═════ TEXT EXCERPT

From 1991 to the present, Lister has taught media production and critical studies at  Rutgers University, where she is currently Graduate Director of Visual Arts.  She has also taught at Montclair State University in New Jersey, School of the Visual Arts, and Center for Media Arts, both in New York City.  

Lister's works have been shown internationally in festivals, galleries, museums, and on television, and are in the permanent collections of the Museum of Modern Art (New York), Centre Georges Pompidou (Paris), the Stedelijk Museum (Amsterdam), Academie der Kunst (Berlin), and the National Gallery of Canada (Ottawa). She also has written for and edited art and media publications and founded the magazines Criteria and The Independent.

Art

Ardele Lister has been making films and videotapes since the early 1970s when she co-founded ReelFeelings, a women's media collective, in Vancouver, Canada.

When her first film, "So Where's My Prince Already?" (1976), was selected for the International Festival of Women's Films, Ardele relocated to New York City, where she has since lived and worked.

The characters in many of Lister’s works, particularly the early films ("So Where’s My Prince Already? (1976)," and "Split" (1980)) feature ordinary people struggling to make sense of their lives as they wade through the media morass trying to decipher what myths they are attempting to live up to, stumbling sometimes very funnily in the process. They are characters that viewers can easily identify with: a runaway teenage girl living in her boyfriend's car; a young married woman, full of hope, confronting the realities of daily life with her husband, the perpetual PhD student. "Hell" is a relatively contemporary video interpretation of Dante's Inferno in which sinners are stored on disks and punished with digital effects.

══════════
═════ EXTRACTED RECORDS

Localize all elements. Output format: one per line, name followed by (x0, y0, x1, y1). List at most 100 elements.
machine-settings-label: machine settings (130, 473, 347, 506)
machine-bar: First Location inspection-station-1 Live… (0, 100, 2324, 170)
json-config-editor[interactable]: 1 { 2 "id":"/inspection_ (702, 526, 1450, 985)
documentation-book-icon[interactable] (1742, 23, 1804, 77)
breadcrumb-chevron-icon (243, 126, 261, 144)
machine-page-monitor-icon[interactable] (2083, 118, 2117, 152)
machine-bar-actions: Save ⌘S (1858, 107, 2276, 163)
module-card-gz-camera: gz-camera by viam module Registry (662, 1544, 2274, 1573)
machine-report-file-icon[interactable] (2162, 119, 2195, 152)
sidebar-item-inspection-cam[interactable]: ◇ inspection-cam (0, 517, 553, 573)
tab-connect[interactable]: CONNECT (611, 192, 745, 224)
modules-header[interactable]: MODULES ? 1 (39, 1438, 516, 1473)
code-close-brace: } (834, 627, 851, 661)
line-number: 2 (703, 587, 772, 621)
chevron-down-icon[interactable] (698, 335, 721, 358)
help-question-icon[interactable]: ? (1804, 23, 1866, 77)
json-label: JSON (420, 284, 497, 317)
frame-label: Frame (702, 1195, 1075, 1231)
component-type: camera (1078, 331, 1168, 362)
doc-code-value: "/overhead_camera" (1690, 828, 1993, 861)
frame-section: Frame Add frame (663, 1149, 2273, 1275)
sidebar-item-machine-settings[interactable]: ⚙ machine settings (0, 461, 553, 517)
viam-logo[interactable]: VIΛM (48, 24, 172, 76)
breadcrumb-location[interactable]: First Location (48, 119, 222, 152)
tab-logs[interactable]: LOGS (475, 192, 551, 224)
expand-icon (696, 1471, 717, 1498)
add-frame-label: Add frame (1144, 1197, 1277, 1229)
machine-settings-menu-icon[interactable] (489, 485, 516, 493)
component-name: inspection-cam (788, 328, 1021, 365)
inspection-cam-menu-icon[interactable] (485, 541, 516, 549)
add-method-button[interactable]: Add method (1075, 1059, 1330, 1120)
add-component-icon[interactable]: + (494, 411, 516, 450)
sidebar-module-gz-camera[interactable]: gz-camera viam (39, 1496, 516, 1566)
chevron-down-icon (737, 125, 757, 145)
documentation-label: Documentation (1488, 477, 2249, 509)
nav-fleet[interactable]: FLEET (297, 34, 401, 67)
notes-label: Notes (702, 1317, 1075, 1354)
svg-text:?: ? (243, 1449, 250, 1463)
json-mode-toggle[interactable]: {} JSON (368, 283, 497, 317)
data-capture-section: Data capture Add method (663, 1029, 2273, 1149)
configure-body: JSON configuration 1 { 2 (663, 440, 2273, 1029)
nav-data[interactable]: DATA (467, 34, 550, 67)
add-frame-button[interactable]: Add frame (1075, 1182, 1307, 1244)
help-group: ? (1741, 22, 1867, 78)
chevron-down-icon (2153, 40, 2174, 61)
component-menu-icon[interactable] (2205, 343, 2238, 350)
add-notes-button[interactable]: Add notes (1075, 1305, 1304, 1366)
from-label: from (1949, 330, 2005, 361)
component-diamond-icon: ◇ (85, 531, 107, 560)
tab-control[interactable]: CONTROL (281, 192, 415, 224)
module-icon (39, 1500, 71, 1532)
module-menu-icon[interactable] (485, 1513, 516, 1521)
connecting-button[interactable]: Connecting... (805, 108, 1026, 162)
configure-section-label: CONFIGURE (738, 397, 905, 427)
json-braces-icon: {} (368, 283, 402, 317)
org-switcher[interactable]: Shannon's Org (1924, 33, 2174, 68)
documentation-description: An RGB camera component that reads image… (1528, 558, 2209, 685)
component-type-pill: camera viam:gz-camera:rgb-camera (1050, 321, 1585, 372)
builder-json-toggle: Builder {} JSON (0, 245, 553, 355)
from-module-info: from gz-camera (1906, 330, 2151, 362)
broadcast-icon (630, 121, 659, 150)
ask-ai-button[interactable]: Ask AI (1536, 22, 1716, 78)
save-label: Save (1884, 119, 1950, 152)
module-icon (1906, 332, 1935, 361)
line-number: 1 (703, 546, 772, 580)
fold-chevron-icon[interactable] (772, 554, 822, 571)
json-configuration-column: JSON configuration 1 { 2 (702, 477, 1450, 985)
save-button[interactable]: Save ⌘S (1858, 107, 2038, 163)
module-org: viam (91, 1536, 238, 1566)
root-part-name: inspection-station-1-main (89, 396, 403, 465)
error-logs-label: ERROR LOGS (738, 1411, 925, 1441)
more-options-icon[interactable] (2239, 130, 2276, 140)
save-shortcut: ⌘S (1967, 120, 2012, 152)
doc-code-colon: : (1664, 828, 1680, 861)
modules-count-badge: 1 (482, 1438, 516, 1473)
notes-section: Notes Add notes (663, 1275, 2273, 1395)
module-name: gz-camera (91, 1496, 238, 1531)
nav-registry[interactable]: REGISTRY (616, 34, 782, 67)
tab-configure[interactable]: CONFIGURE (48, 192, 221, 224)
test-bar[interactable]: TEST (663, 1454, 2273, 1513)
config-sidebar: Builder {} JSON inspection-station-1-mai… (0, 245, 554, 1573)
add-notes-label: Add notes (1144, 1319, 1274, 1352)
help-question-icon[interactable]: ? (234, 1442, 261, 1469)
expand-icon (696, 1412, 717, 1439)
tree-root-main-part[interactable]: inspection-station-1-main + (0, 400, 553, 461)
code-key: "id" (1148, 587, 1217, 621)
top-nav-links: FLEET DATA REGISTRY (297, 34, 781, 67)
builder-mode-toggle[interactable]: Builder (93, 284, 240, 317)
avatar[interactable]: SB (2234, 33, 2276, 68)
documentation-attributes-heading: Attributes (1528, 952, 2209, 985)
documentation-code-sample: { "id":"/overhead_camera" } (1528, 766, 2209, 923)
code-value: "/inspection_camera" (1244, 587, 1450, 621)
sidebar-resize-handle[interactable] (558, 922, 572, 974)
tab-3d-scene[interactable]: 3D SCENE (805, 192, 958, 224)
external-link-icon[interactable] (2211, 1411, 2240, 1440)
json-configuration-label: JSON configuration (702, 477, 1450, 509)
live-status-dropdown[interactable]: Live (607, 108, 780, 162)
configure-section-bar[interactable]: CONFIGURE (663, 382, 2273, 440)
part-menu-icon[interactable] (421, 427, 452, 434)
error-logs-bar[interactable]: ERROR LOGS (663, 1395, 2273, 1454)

══════════

From the text about Ardele Lister, list every institution named as holding her works in its permanent collection, with the city given for each.

EXERCISE ANSWER:
- Museum of Modern Art (New York)
- Centre Georges Pompidou (Paris)
- the Stedelijk Museum (Amsterdam)
- Academie der Kunst (Berlin)
- the National Gallery of Canada (Ottawa)